§ Written exercise: Transcribe each line of the material as it is, and drop any picture.

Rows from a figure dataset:
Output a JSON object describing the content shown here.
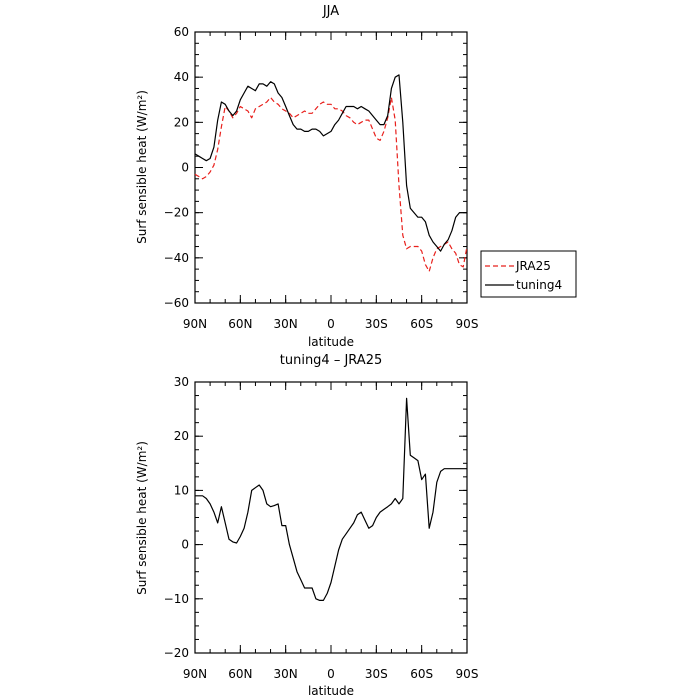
{
  "chart_data": [
    {
      "type": "line",
      "title": "JJA",
      "xlabel": "latitude",
      "ylabel": "Surf sensible heat (W/m²)",
      "x_ticks": [
        {
          "value": -90,
          "label": "90N"
        },
        {
          "value": -60,
          "label": "60N"
        },
        {
          "value": -30,
          "label": "30N"
        },
        {
          "value": 0,
          "label": "0"
        },
        {
          "value": 30,
          "label": "30S"
        },
        {
          "value": 60,
          "label": "60S"
        },
        {
          "value": 90,
          "label": "90S"
        }
      ],
      "xlim": [
        -90,
        90
      ],
      "ylim": [
        -60,
        60
      ],
      "y_ticks": [
        -60,
        -40,
        -20,
        0,
        20,
        40,
        60
      ],
      "legend_position": "right",
      "series": [
        {
          "name": "JRA25",
          "color": "#e8201c",
          "dash": "dashed",
          "x": [
            -90,
            -87.5,
            -85,
            -82.5,
            -80,
            -77.5,
            -75,
            -72.5,
            -70,
            -67.5,
            -65,
            -62.5,
            -60,
            -57.5,
            -55,
            -52.5,
            -50,
            -47.5,
            -45,
            -42.5,
            -40,
            -37.5,
            -35,
            -32.5,
            -30,
            -27.5,
            -25,
            -22.5,
            -20,
            -17.5,
            -15,
            -12.5,
            -10,
            -7.5,
            -5,
            -2.5,
            0,
            2.5,
            5,
            7.5,
            10,
            12.5,
            15,
            17.5,
            20,
            22.5,
            25,
            27.5,
            30,
            32.5,
            35,
            37.5,
            40,
            42.5,
            45,
            47.5,
            50,
            52.5,
            55,
            57.5,
            60,
            62.5,
            65,
            67.5,
            70,
            72.5,
            75,
            77.5,
            80,
            82.5,
            85,
            87.5,
            90
          ],
          "values": [
            -3,
            -4,
            -5,
            -4,
            -2,
            1,
            8,
            18,
            27,
            25,
            22,
            24,
            27,
            26,
            25,
            22,
            26,
            27,
            28,
            29,
            31,
            29,
            28,
            26,
            25,
            24,
            22,
            23,
            24,
            25,
            24,
            24,
            26,
            28,
            29,
            28,
            28,
            26,
            26,
            25,
            23,
            22,
            20,
            19,
            20,
            21,
            21,
            17,
            13,
            12,
            16,
            22,
            31,
            21,
            -8,
            -30,
            -36,
            -35,
            -35,
            -35,
            -37,
            -43,
            -46,
            -40,
            -36,
            -35,
            -34,
            -33,
            -36,
            -38,
            -43,
            -44,
            -35
          ],
          "values_note": "x positions follow 2.5° steps; values read from plot"
        },
        {
          "name": "tuning4",
          "color": "#000000",
          "dash": "solid",
          "x": [
            -90,
            -87.5,
            -85,
            -82.5,
            -80,
            -77.5,
            -75,
            -72.5,
            -70,
            -67.5,
            -65,
            -62.5,
            -60,
            -57.5,
            -55,
            -52.5,
            -50,
            -47.5,
            -45,
            -42.5,
            -40,
            -37.5,
            -35,
            -32.5,
            -30,
            -27.5,
            -25,
            -22.5,
            -20,
            -17.5,
            -15,
            -12.5,
            -10,
            -7.5,
            -5,
            -2.5,
            0,
            2.5,
            5,
            7.5,
            10,
            12.5,
            15,
            17.5,
            20,
            22.5,
            25,
            27.5,
            30,
            32.5,
            35,
            37.5,
            40,
            42.5,
            45,
            47.5,
            50,
            52.5,
            55,
            57.5,
            60,
            62.5,
            65,
            67.5,
            70,
            72.5,
            75,
            77.5,
            80,
            82.5,
            85,
            87.5,
            90
          ],
          "values": [
            6,
            5,
            4,
            3,
            4,
            9,
            21,
            29,
            28,
            25,
            23,
            25,
            30,
            33,
            36,
            35,
            34,
            37,
            37,
            36,
            38,
            37,
            33,
            31,
            27,
            23,
            19,
            17,
            17,
            16,
            16,
            17,
            17,
            16,
            14,
            15,
            16,
            19,
            21,
            24,
            27,
            27,
            27,
            26,
            27,
            26,
            25,
            23,
            21,
            19,
            19,
            23,
            35,
            40,
            41,
            20,
            -8,
            -18,
            -20,
            -22,
            -22,
            -24,
            -30,
            -33,
            -35,
            -37,
            -34,
            -32,
            -28,
            -22,
            -20,
            -20,
            -20
          ]
        }
      ]
    },
    {
      "type": "line",
      "title": "tuning4 – JRA25",
      "xlabel": "latitude",
      "ylabel": "Surf sensible heat (W/m²)",
      "x_ticks": [
        {
          "value": -90,
          "label": "90N"
        },
        {
          "value": -60,
          "label": "60N"
        },
        {
          "value": -30,
          "label": "30N"
        },
        {
          "value": 0,
          "label": "0"
        },
        {
          "value": 30,
          "label": "30S"
        },
        {
          "value": 60,
          "label": "60S"
        },
        {
          "value": 90,
          "label": "90S"
        }
      ],
      "xlim": [
        -90,
        90
      ],
      "ylim": [
        -20,
        30
      ],
      "y_ticks": [
        -20,
        -10,
        0,
        10,
        20,
        30
      ],
      "series": [
        {
          "color": "#000000",
          "dash": "solid",
          "x": [
            -90,
            -87.5,
            -85,
            -82.5,
            -80,
            -77.5,
            -75,
            -72.5,
            -70,
            -67.5,
            -65,
            -62.5,
            -60,
            -57.5,
            -55,
            -52.5,
            -50,
            -47.5,
            -45,
            -42.5,
            -40,
            -37.5,
            -35,
            -32.5,
            -30,
            -27.5,
            -25,
            -22.5,
            -20,
            -17.5,
            -15,
            -12.5,
            -10,
            -7.5,
            -5,
            -2.5,
            0,
            2.5,
            5,
            7.5,
            10,
            12.5,
            15,
            17.5,
            20,
            22.5,
            25,
            27.5,
            30,
            32.5,
            35,
            37.5,
            40,
            42.5,
            45,
            47.5,
            50,
            52.5,
            55,
            57.5,
            60,
            62.5,
            65,
            67.5,
            70,
            72.5,
            75,
            77.5,
            80,
            82.5,
            85,
            87.5,
            90
          ],
          "values": [
            9,
            9,
            9,
            8.5,
            7.5,
            6,
            4,
            7,
            4,
            1,
            0.5,
            0.3,
            1.5,
            3,
            6,
            10,
            10.5,
            11,
            10,
            7.5,
            7,
            7.2,
            7.5,
            3.5,
            3.5,
            0,
            -2.5,
            -5,
            -6.5,
            -8,
            -8,
            -8,
            -10,
            -10.3,
            -10.3,
            -9,
            -7,
            -4,
            -1,
            1,
            2,
            3,
            4,
            5.5,
            6,
            4.5,
            3,
            3.5,
            5,
            6,
            6.5,
            7,
            7.5,
            8.5,
            7.5,
            8.5,
            27,
            16.5,
            16,
            15.5,
            12,
            13,
            3,
            6,
            11.5,
            13.5,
            14,
            14,
            14,
            14,
            14,
            14,
            14
          ]
        }
      ]
    }
  ]
}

§ Output:
Output a JSON object describing the content shown here.
{
  "chart_data": [
    {
      "type": "line",
      "title": "JJA",
      "xlabel": "latitude",
      "ylabel": "Surf sensible heat (W/m²)",
      "x_ticks": [
        {
          "value": -90,
          "label": "90N"
        },
        {
          "value": -60,
          "label": "60N"
        },
        {
          "value": -30,
          "label": "30N"
        },
        {
          "value": 0,
          "label": "0"
        },
        {
          "value": 30,
          "label": "30S"
        },
        {
          "value": 60,
          "label": "60S"
        },
        {
          "value": 90,
          "label": "90S"
        }
      ],
      "xlim": [
        -90,
        90
      ],
      "ylim": [
        -60,
        60
      ],
      "y_ticks": [
        -60,
        -40,
        -20,
        0,
        20,
        40,
        60
      ],
      "legend_position": "right",
      "series": [
        {
          "name": "JRA25",
          "color": "#e8201c",
          "dash": "dashed",
          "x": [
            -90,
            -87.5,
            -85,
            -82.5,
            -80,
            -77.5,
            -75,
            -72.5,
            -70,
            -67.5,
            -65,
            -62.5,
            -60,
            -57.5,
            -55,
            -52.5,
            -50,
            -47.5,
            -45,
            -42.5,
            -40,
            -37.5,
            -35,
            -32.5,
            -30,
            -27.5,
            -25,
            -22.5,
            -20,
            -17.5,
            -15,
            -12.5,
            -10,
            -7.5,
            -5,
            -2.5,
            0,
            2.5,
            5,
            7.5,
            10,
            12.5,
            15,
            17.5,
            20,
            22.5,
            25,
            27.5,
            30,
            32.5,
            35,
            37.5,
            40,
            42.5,
            45,
            47.5,
            50,
            52.5,
            55,
            57.5,
            60,
            62.5,
            65,
            67.5,
            70,
            72.5,
            75,
            77.5,
            80,
            82.5,
            85,
            87.5,
            90
          ],
          "values": [
            -3,
            -4,
            -5,
            -4,
            -2,
            1,
            8,
            18,
            27,
            25,
            22,
            24,
            27,
            26,
            25,
            22,
            26,
            27,
            28,
            29,
            31,
            29,
            28,
            26,
            25,
            24,
            22,
            23,
            24,
            25,
            24,
            24,
            26,
            28,
            29,
            28,
            28,
            26,
            26,
            25,
            23,
            22,
            20,
            19,
            20,
            21,
            21,
            17,
            13,
            12,
            16,
            22,
            31,
            21,
            -8,
            -30,
            -36,
            -35,
            -35,
            -35,
            -37,
            -43,
            -46,
            -40,
            -36,
            -35,
            -34,
            -33,
            -36,
            -38,
            -43,
            -44,
            -35
          ],
          "values_note": "x positions follow 2.5° steps; values read from plot"
        },
        {
          "name": "tuning4",
          "color": "#000000",
          "dash": "solid",
          "x": [
            -90,
            -87.5,
            -85,
            -82.5,
            -80,
            -77.5,
            -75,
            -72.5,
            -70,
            -67.5,
            -65,
            -62.5,
            -60,
            -57.5,
            -55,
            -52.5,
            -50,
            -47.5,
            -45,
            -42.5,
            -40,
            -37.5,
            -35,
            -32.5,
            -30,
            -27.5,
            -25,
            -22.5,
            -20,
            -17.5,
            -15,
            -12.5,
            -10,
            -7.5,
            -5,
            -2.5,
            0,
            2.5,
            5,
            7.5,
            10,
            12.5,
            15,
            17.5,
            20,
            22.5,
            25,
            27.5,
            30,
            32.5,
            35,
            37.5,
            40,
            42.5,
            45,
            47.5,
            50,
            52.5,
            55,
            57.5,
            60,
            62.5,
            65,
            67.5,
            70,
            72.5,
            75,
            77.5,
            80,
            82.5,
            85,
            87.5,
            90
          ],
          "values": [
            6,
            5,
            4,
            3,
            4,
            9,
            21,
            29,
            28,
            25,
            23,
            25,
            30,
            33,
            36,
            35,
            34,
            37,
            37,
            36,
            38,
            37,
            33,
            31,
            27,
            23,
            19,
            17,
            17,
            16,
            16,
            17,
            17,
            16,
            14,
            15,
            16,
            19,
            21,
            24,
            27,
            27,
            27,
            26,
            27,
            26,
            25,
            23,
            21,
            19,
            19,
            23,
            35,
            40,
            41,
            20,
            -8,
            -18,
            -20,
            -22,
            -22,
            -24,
            -30,
            -33,
            -35,
            -37,
            -34,
            -32,
            -28,
            -22,
            -20,
            -20,
            -20
          ]
        }
      ]
    },
    {
      "type": "line",
      "title": "tuning4 – JRA25",
      "xlabel": "latitude",
      "ylabel": "Surf sensible heat (W/m²)",
      "x_ticks": [
        {
          "value": -90,
          "label": "90N"
        },
        {
          "value": -60,
          "label": "60N"
        },
        {
          "value": -30,
          "label": "30N"
        },
        {
          "value": 0,
          "label": "0"
        },
        {
          "value": 30,
          "label": "30S"
        },
        {
          "value": 60,
          "label": "60S"
        },
        {
          "value": 90,
          "label": "90S"
        }
      ],
      "xlim": [
        -90,
        90
      ],
      "ylim": [
        -20,
        30
      ],
      "y_ticks": [
        -20,
        -10,
        0,
        10,
        20,
        30
      ],
      "series": [
        {
          "color": "#000000",
          "dash": "solid",
          "x": [
            -90,
            -87.5,
            -85,
            -82.5,
            -80,
            -77.5,
            -75,
            -72.5,
            -70,
            -67.5,
            -65,
            -62.5,
            -60,
            -57.5,
            -55,
            -52.5,
            -50,
            -47.5,
            -45,
            -42.5,
            -40,
            -37.5,
            -35,
            -32.5,
            -30,
            -27.5,
            -25,
            -22.5,
            -20,
            -17.5,
            -15,
            -12.5,
            -10,
            -7.5,
            -5,
            -2.5,
            0,
            2.5,
            5,
            7.5,
            10,
            12.5,
            15,
            17.5,
            20,
            22.5,
            25,
            27.5,
            30,
            32.5,
            35,
            37.5,
            40,
            42.5,
            45,
            47.5,
            50,
            52.5,
            55,
            57.5,
            60,
            62.5,
            65,
            67.5,
            70,
            72.5,
            75,
            77.5,
            80,
            82.5,
            85,
            87.5,
            90
          ],
          "values": [
            9,
            9,
            9,
            8.5,
            7.5,
            6,
            4,
            7,
            4,
            1,
            0.5,
            0.3,
            1.5,
            3,
            6,
            10,
            10.5,
            11,
            10,
            7.5,
            7,
            7.2,
            7.5,
            3.5,
            3.5,
            0,
            -2.5,
            -5,
            -6.5,
            -8,
            -8,
            -8,
            -10,
            -10.3,
            -10.3,
            -9,
            -7,
            -4,
            -1,
            1,
            2,
            3,
            4,
            5.5,
            6,
            4.5,
            3,
            3.5,
            5,
            6,
            6.5,
            7,
            7.5,
            8.5,
            7.5,
            8.5,
            27,
            16.5,
            16,
            15.5,
            12,
            13,
            3,
            6,
            11.5,
            13.5,
            14,
            14,
            14,
            14,
            14,
            14,
            14
          ]
        }
      ]
    }
  ]
}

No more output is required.